━━━ TASK INPUT
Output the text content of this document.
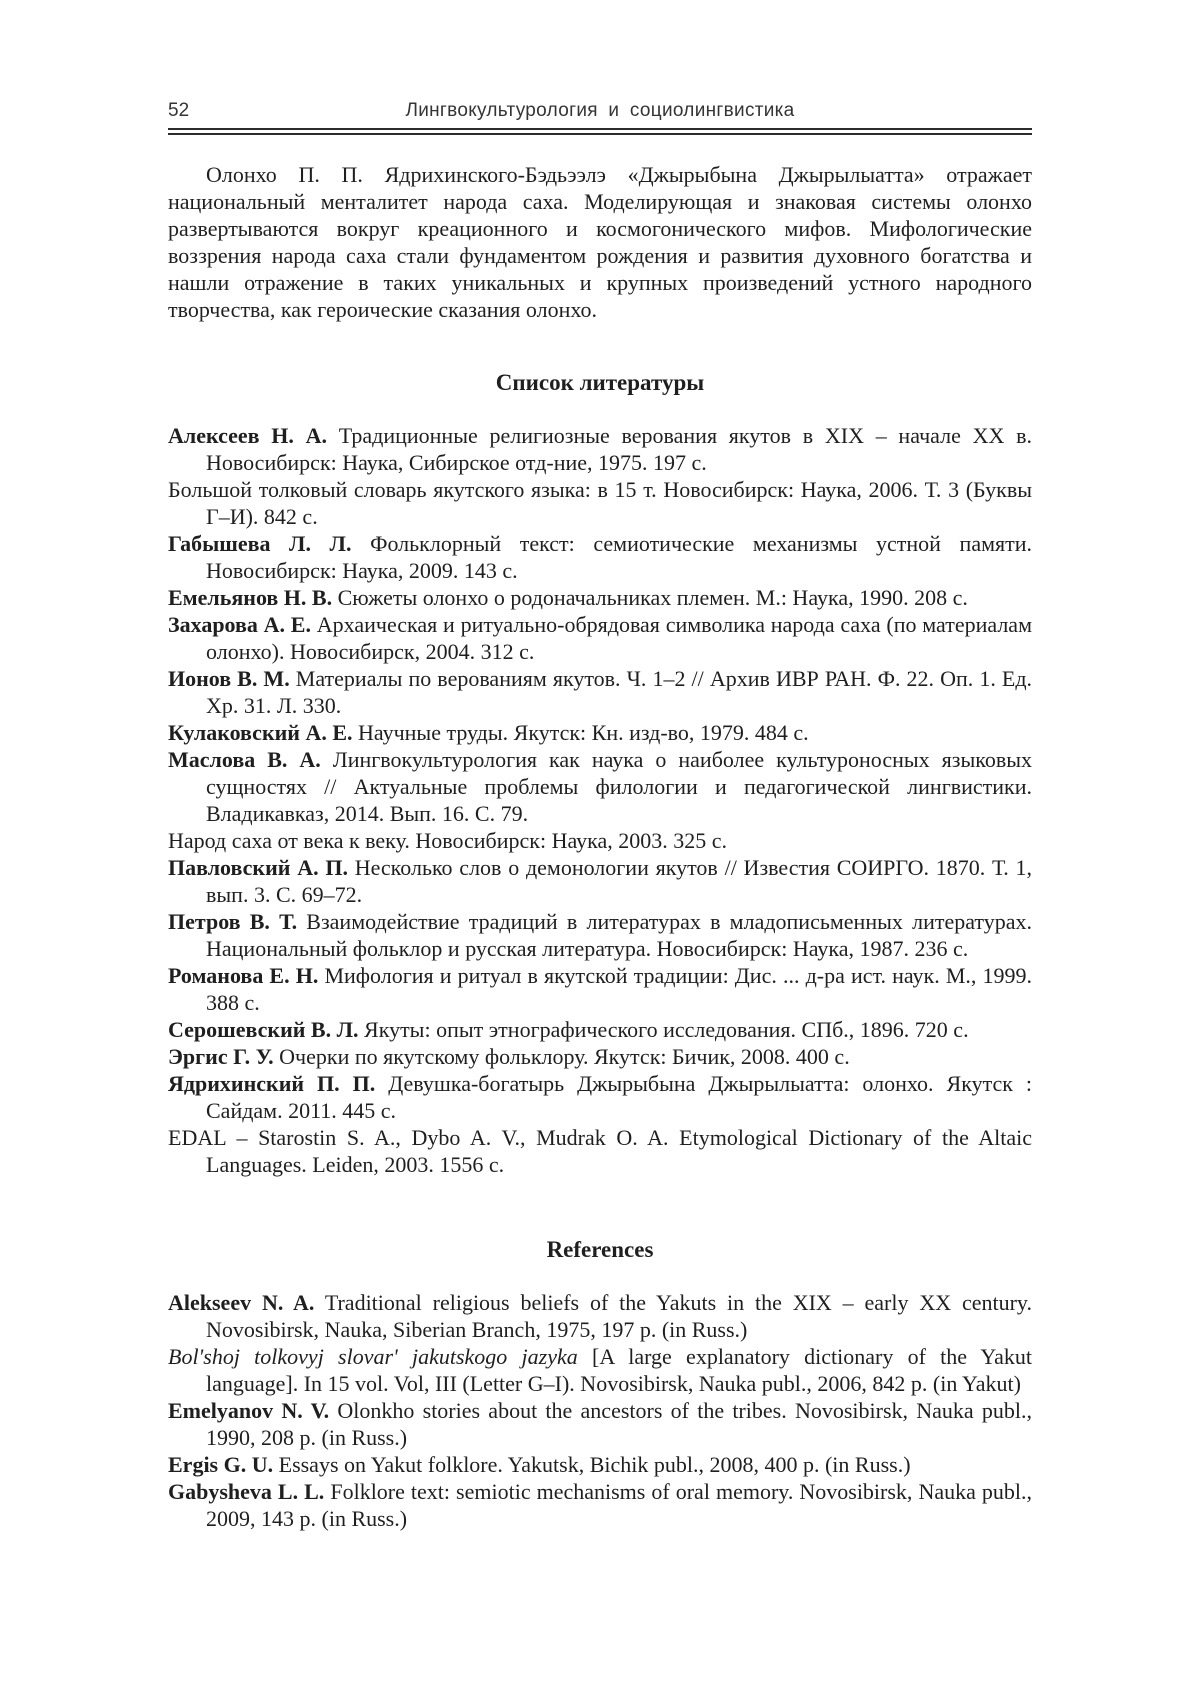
52	Лингвокультурология и социолингвистика

Олонхо П. П. Ядрихинского-Бэдьээлэ «Джырыбына Джырылыатта» отражает национальный менталитет народа саха. Моделирующая и знаковая системы олонхо развертываются вокруг креационного и космогонического мифов. Мифологические воззрения народа саха стали фундаментом рождения и развития духовного богатства и нашли отражение в таких уникальных и крупных произведений устного народного творчества, как героические сказания олонхо.

Список литературы

Алексеев Н. А. Традиционные религиозные верования якутов в XIX – начале XX в. Новосибирск: Наука, Сибирское отд-ние, 1975. 197 с.

Большой толковый словарь якутского языка: в 15 т. Новосибирск: Наука, 2006. Т. 3 (Буквы Г–И). 842 с.

Габышева Л. Л. Фольклорный текст: семиотические механизмы устной памяти. Новосибирск: Наука, 2009. 143 с.

Емельянов Н. В. Сюжеты олонхо о родоначальниках племен. М.: Наука, 1990. 208 с.

Захарова А. Е. Архаическая и ритуально-обрядовая символика народа саха (по материалам олонхо). Новосибирск, 2004. 312 с.

Ионов В. М. Материалы по верованиям якутов. Ч. 1–2 // Архив ИВР РАН. Ф. 22. Оп. 1. Ед. Хр. 31. Л. 330.

Кулаковский А. Е. Научные труды. Якутск: Кн. изд-во, 1979. 484 с.

Маслова В. А. Лингвокультурология как наука о наиболее культуроносных языковых сущностях // Актуальные проблемы филологии и педагогической лингвистики. Владикавказ, 2014. Вып. 16. С. 79.

Народ саха от века к веку. Новосибирск: Наука, 2003. 325 с.

Павловский А. П. Несколько слов о демонологии якутов // Известия СОИРГО. 1870. Т. 1, вып. 3. С. 69–72.

Петров В. Т. Взаимодействие традиций в литературах в младописьменных литературах. Национальный фольклор и русская литература. Новосибирск: Наука, 1987. 236 с.

Романова Е. Н. Мифология и ритуал в якутской традиции: Дис. ... д-ра ист. наук. М., 1999. 388 с.

Серошевский В. Л. Якуты: опыт этнографического исследования. СПб., 1896. 720 с.

Эргис Г. У. Очерки по якутскому фольклору. Якутск: Бичик, 2008. 400 с.

Ядрихинский П. П. Девушка-богатырь Джырыбына Джырылыатта: олонхо. Якутск : Сайдам. 2011. 445 с.

EDAL – Starostin S. A., Dybo A. V., Mudrak O. A. Etymological Dictionary of the Altaic Languages. Leiden, 2003. 1556 с.

References

Alekseev N. A. Traditional religious beliefs of the Yakuts in the XIX – early XX century. Novosibirsk, Nauka, Siberian Branch, 1975, 197 p. (in Russ.)

Bol'shoj tolkovyj slovar' jakutskogo jazyka [A large explanatory dictionary of the Yakut language]. In 15 vol. Vol, III (Letter G–I). Novosibirsk, Nauka publ., 2006, 842 p. (in Yakut)

Emelyanov N. V. Olonkho stories about the ancestors of the tribes. Novosibirsk, Nauka publ., 1990, 208 p. (in Russ.)

Ergis G. U. Essays on Yakut folklore. Yakutsk, Bichik publ., 2008, 400 p. (in Russ.)

Gabysheva L. L. Folklore text: semiotic mechanisms of oral memory. Novosibirsk, Nauka publ., 2009, 143 p. (in Russ.)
━━━━━━
- PROMPT: Report the number of lines that include the string "Лингвокультурология"; return nothing but the count.

- OUTPUT FOR THIS TASK: 2